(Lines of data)
-- begin --

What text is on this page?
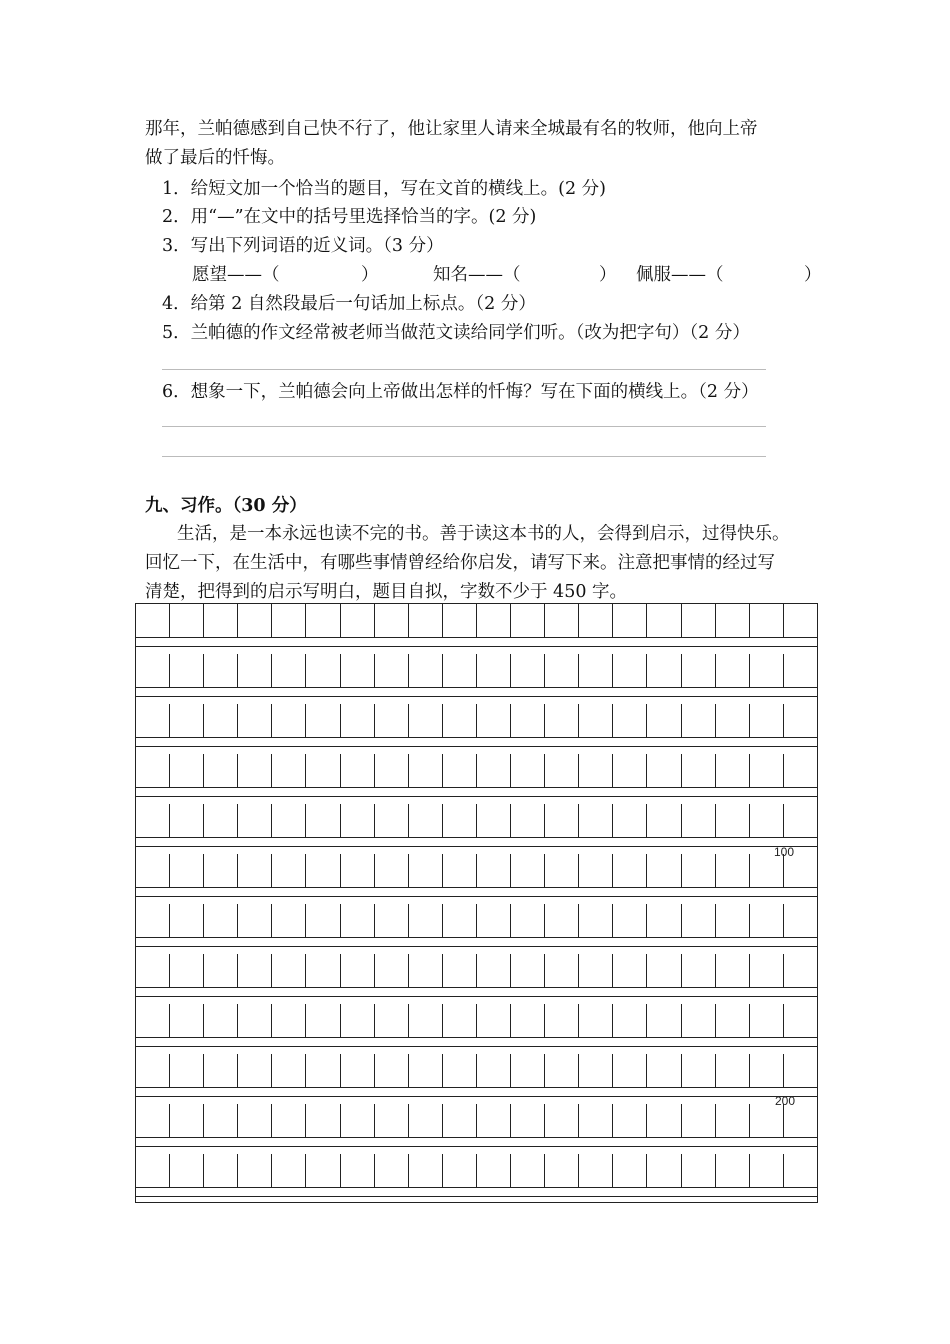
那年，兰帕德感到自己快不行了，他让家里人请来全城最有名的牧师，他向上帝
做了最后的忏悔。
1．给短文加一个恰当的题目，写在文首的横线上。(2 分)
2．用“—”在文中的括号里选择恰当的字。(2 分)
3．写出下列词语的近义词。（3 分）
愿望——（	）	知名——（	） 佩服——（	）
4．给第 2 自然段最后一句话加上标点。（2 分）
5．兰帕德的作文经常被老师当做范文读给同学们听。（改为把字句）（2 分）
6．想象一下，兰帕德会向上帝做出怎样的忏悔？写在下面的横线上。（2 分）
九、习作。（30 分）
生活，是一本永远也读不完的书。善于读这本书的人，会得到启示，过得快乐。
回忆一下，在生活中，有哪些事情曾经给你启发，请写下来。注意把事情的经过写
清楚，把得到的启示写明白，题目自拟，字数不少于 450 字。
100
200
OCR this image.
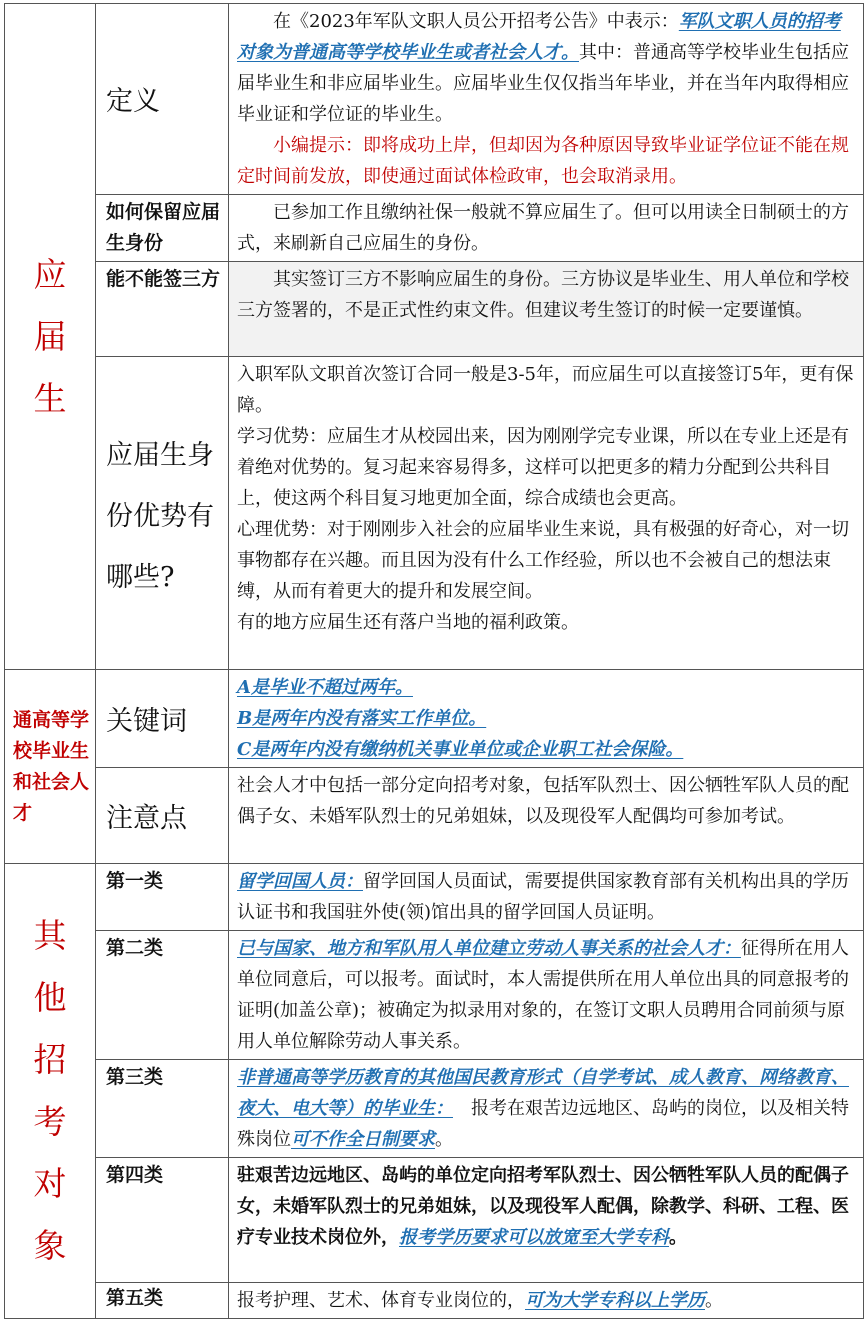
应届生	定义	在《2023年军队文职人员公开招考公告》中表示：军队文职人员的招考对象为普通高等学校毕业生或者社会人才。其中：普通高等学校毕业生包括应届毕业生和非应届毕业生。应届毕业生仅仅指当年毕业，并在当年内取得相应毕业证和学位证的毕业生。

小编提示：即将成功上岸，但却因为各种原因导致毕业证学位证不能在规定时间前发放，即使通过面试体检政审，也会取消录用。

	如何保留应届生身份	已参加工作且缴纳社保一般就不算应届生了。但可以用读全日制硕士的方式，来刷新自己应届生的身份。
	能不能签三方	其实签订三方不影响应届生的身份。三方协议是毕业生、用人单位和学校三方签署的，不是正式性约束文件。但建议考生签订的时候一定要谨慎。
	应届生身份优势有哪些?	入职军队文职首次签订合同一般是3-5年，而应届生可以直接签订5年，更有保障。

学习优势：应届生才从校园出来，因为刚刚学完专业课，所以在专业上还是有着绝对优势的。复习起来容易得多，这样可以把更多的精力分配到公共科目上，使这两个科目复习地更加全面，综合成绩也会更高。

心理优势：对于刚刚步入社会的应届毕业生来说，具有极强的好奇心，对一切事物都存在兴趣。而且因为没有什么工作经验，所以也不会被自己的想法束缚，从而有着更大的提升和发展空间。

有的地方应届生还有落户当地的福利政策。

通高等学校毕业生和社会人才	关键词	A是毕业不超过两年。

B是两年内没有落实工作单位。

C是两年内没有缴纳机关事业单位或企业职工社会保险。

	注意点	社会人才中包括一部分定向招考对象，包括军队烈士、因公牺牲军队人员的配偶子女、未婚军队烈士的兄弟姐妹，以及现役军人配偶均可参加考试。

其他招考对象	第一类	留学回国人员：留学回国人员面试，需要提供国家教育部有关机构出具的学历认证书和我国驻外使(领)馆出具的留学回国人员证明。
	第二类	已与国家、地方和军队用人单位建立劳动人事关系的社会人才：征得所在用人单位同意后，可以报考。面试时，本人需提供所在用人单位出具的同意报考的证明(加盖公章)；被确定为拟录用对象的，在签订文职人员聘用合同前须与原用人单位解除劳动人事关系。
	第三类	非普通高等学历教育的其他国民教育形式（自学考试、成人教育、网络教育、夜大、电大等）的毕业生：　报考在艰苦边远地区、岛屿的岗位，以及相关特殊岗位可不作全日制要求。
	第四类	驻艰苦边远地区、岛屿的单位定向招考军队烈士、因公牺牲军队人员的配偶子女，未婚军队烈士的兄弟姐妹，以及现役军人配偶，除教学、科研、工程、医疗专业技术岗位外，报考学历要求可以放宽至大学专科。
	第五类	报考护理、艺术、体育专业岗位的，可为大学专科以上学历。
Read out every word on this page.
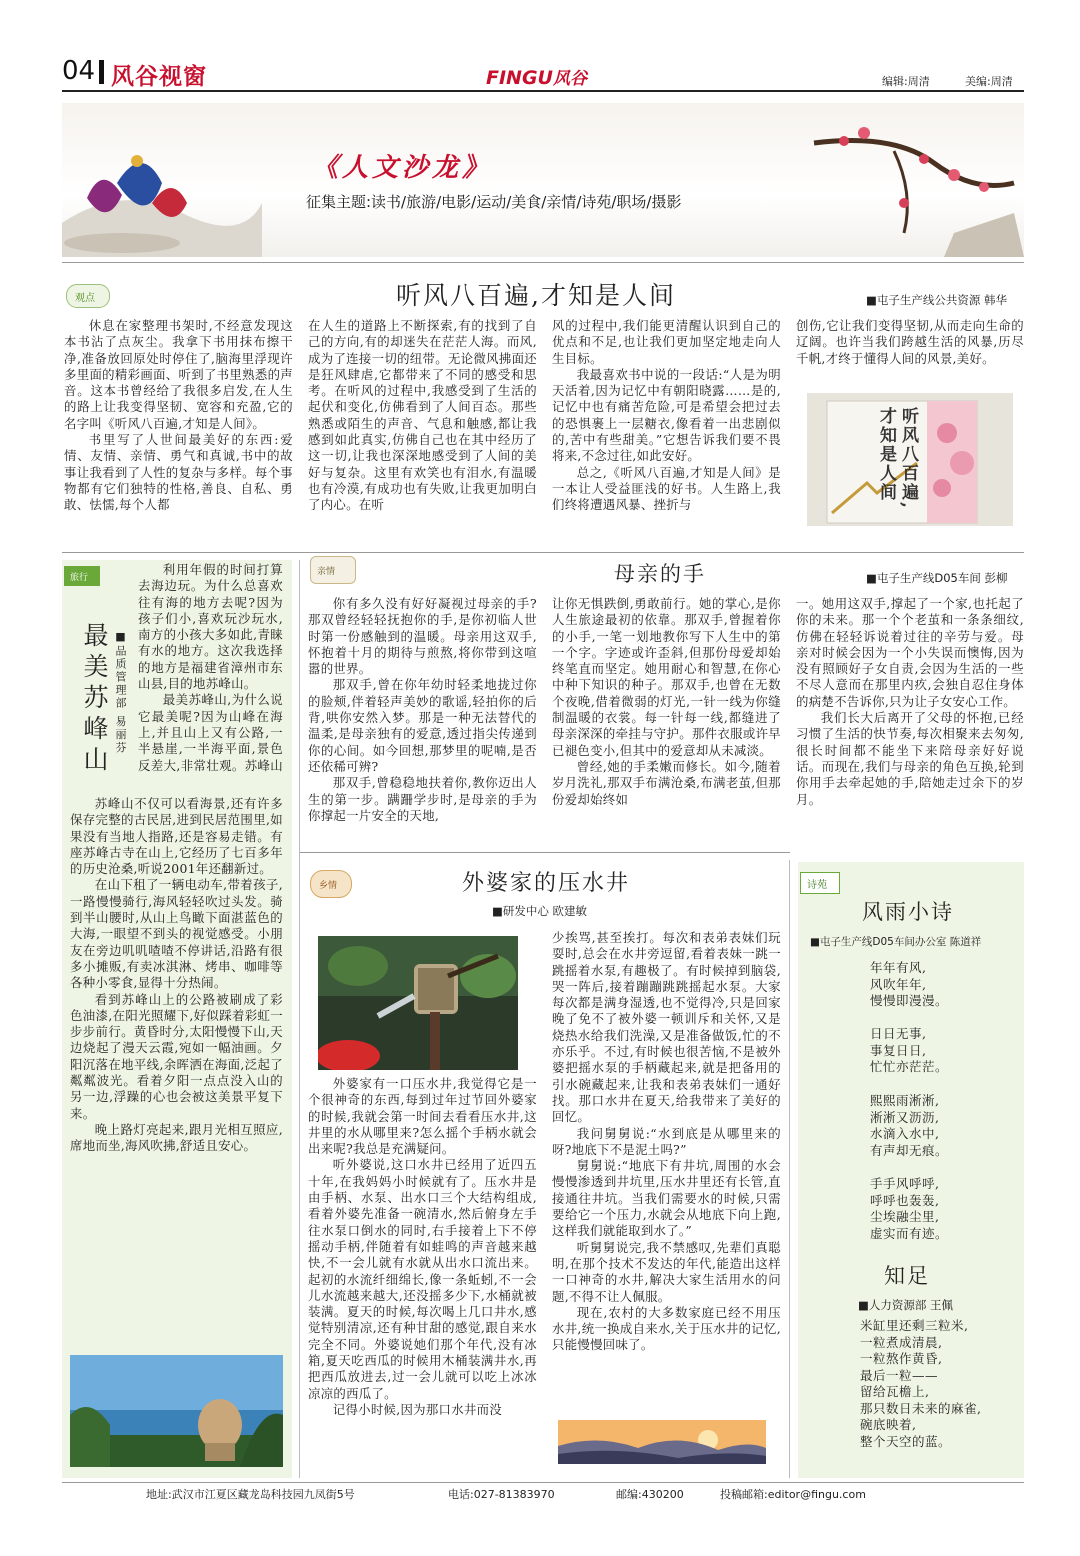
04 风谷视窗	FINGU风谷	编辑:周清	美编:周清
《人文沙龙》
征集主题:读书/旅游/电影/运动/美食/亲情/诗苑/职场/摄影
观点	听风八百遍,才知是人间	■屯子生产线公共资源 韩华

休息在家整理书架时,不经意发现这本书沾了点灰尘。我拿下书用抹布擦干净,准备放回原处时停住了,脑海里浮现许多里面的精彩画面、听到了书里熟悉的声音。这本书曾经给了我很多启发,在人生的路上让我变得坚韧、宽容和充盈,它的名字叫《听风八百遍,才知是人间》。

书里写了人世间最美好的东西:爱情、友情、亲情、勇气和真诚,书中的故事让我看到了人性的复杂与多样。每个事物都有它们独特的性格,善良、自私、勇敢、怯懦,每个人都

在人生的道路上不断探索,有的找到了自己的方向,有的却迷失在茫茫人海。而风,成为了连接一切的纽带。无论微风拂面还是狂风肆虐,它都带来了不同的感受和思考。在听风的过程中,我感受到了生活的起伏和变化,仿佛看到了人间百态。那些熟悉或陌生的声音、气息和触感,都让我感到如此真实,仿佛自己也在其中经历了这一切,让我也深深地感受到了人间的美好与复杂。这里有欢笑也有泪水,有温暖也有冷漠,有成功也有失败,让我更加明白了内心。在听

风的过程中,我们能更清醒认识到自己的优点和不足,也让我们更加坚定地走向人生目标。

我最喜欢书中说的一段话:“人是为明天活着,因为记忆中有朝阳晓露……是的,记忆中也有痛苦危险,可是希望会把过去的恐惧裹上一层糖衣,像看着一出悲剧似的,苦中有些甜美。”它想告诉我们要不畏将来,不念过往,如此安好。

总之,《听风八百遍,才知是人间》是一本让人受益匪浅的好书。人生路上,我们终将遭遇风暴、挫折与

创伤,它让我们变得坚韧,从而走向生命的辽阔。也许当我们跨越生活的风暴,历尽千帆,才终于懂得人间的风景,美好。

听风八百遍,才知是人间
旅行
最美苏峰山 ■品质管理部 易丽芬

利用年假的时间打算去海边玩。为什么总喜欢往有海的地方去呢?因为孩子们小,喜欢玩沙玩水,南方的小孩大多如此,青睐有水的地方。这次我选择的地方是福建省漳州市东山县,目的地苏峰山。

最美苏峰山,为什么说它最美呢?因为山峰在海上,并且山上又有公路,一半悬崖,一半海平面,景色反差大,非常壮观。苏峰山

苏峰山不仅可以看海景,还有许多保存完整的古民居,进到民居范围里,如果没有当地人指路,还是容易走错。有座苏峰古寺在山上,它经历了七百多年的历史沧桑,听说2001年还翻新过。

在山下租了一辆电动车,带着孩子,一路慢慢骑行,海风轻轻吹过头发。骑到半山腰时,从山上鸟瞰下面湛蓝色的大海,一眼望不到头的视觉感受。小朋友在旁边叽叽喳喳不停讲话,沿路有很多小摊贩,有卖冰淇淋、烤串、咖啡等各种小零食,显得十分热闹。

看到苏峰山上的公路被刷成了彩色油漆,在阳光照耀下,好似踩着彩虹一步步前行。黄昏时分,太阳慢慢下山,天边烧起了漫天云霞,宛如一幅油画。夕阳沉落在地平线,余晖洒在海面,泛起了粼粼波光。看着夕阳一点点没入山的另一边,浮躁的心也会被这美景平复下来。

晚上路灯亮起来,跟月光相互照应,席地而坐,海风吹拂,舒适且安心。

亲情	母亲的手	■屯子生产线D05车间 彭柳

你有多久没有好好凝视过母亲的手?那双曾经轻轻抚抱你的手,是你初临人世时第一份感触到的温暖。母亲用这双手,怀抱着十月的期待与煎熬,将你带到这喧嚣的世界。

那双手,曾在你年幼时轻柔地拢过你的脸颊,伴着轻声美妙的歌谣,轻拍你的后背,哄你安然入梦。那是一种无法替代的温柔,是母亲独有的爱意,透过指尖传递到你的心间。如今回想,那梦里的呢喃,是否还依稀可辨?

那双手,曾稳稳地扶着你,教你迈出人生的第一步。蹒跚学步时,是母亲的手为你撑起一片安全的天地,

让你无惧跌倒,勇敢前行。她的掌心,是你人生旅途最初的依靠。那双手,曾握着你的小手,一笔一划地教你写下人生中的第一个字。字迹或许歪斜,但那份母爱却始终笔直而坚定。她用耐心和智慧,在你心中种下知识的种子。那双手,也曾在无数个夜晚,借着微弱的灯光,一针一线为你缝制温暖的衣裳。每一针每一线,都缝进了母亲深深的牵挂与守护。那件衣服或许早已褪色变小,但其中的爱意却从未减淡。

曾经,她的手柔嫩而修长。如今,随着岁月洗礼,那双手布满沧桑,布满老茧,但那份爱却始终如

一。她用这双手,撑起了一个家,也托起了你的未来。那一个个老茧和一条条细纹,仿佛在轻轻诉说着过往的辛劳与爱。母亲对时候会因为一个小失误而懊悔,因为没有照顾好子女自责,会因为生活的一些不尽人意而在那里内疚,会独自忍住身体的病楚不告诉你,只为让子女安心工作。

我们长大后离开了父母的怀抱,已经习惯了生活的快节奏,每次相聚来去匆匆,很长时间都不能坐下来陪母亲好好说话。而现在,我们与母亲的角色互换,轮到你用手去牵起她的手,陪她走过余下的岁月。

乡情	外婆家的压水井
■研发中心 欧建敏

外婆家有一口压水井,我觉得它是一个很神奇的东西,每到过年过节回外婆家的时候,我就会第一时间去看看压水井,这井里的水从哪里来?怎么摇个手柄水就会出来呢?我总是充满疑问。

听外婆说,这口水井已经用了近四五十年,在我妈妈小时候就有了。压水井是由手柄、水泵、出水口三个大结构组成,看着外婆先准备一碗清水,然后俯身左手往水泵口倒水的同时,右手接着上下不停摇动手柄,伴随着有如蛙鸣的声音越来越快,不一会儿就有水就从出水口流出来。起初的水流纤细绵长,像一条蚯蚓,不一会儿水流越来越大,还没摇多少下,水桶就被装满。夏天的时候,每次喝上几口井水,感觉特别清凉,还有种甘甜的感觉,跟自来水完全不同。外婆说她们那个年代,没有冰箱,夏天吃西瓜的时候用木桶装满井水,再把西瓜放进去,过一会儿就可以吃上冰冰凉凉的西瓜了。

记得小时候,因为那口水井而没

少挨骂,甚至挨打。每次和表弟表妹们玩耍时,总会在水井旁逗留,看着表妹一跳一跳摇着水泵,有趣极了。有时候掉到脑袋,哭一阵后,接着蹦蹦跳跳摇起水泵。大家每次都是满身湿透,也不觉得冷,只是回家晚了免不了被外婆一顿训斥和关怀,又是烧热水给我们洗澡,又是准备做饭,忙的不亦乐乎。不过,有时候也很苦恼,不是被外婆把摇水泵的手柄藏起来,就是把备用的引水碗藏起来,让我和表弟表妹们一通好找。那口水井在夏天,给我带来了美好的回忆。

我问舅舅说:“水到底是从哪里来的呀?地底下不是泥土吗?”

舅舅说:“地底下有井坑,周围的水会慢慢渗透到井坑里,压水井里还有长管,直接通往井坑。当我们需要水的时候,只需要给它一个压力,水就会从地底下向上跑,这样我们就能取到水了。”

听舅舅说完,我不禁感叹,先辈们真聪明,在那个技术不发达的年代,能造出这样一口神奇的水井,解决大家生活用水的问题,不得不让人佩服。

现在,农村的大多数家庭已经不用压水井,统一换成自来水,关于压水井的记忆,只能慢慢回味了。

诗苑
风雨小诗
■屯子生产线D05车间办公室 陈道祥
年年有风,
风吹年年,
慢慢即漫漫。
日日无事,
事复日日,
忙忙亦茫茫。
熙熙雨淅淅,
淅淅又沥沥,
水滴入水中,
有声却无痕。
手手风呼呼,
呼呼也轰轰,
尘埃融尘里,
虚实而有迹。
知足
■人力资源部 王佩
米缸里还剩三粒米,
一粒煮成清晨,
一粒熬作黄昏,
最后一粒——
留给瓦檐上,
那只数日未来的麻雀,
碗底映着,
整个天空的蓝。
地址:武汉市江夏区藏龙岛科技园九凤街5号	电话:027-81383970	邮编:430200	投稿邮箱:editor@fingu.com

-- end --

[Problem to solve] Work out how many lines above have the string "因公牺牲军队人员的配偶子女" in them, and give only the number.

[Problem solution] 2